→ 本文抜粋:
──────────────────────────────
中央社会保険医療協議会(小塩隆士会長)は12月18日、会合を開催し、新型コロナウイルス感染症を踏まえた診療にかかる特例的な対応を了承した。

12月17日の令和3年度予算編成に向けた麻生太郎財務相と田村憲久厚生労働相の大臣折衝を踏まえた内容で、3年4月から9月までの半年間、一般診療などにかかる措置として、初診料や再診料、入院料などの基本診療料に一定の点数を上乗せする加算の算定を認める。

12月14日に持ち回りで採決した総会と同様、支払側が政府方針の決定後に中医協が追認するという議論の決定プロセスを問題視し、中医協における審議の形骸化を訴えた。

小塩会長は、本来の中医協審議のあり方を認識するよう厚生労働省に強く要望。さらに、これまで実施してきた新型コロナウイルス感染症にかかる診療報酬上の特例的な対応を検証するための議論に着手することを前提に、今回の厚労省の提案に対する理解を求め、支払側、診療側とも了承した。

今回の特例的な対応は、医療機関や薬局の感染症対策の評価として、「新型コロナウイルス感染症診療の手引き・第4版」に沿い、▽全患者の診療で必要な個人防護具を着用▽感染予防策に関する職員研修─などを講じている場合、外来診療、入院診療にかかる基本診療料への一定の加算点数を設ける。

医科・歯科の「初診・再診」などは、1回当たり「5点」、「入院」は1日当たり「10点」、「調剤」は1回当たり「4点」、「訪問看護」は1回当たり「50円」の各加算を医療機関などは算定可能となる反面、患者の負担は重増する。

3年4月から9月末までの間に行うこととし、10月以降は延長しないことを基本の想定としつつ、感染状況や地域医療の実態などを踏まえ、年度前半の措置を単純延長することを含め必要に応じ柔軟に対応することとしている。
──────────────────────────────
[文書構造認識用データ]

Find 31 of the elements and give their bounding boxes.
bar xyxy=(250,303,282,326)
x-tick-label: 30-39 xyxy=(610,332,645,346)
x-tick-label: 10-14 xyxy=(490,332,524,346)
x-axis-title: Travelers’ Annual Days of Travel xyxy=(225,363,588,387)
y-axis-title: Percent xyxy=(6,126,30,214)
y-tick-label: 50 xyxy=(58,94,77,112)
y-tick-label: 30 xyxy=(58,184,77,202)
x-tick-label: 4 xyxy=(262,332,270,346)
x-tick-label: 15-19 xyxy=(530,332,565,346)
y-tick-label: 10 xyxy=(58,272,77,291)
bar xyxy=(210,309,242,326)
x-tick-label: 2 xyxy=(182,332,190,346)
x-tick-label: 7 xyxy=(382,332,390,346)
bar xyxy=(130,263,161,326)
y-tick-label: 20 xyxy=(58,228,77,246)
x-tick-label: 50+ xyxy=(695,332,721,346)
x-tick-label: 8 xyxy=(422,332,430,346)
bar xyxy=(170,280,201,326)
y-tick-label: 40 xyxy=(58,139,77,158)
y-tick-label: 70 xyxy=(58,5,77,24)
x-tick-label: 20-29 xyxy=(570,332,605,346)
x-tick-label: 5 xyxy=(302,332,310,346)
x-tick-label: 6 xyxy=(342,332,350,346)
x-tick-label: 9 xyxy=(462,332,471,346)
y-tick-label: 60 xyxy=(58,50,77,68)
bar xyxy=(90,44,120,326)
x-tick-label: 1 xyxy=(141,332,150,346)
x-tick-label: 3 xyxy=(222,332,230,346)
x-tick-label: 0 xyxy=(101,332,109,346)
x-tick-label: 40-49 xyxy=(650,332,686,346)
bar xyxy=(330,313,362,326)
──────────────────────────────
→ 作業内容:
1) 中医協の記事によると、「入院」の加算は1日当たり何点ですか。
2) 中医協の記事の続きを書いてください。
このデータは作業には一切使いません。

→ 作業ごとの回答:
1) 1日当たり10点です。

2)
健保連の幸野庄司理事は、「厚労大臣から諮問を受け、エビデンスにもとづく議論で両側が合意形成するプロセスが本来の中医協審議の本質である」と指摘し、「政府方針が先に決まり、反対できない状況で中医協が追認するという議論の決定プロセスは、あってはならないやり方である」と問題提起。

政府方針の後、12月14日に持ち回りで採決された小児の外来診療にかかる診療報酬上の特例的な評価も今回の厚労省の提案の引き合いとして、中医協における審議の形骸化を訴えた。

診療側の松本吉郎委員(日本医師会常任理事)は、「中医協の議論が形骸化しているのは、診療側もその通りと思う」との認識を示したうえで、「中医協の議論の決定プロセスに疑問はあるが、まずは、緊急事態にある医療提供体制を崩壊させない対応を図るため、今回の提案に賛成している」と主張した。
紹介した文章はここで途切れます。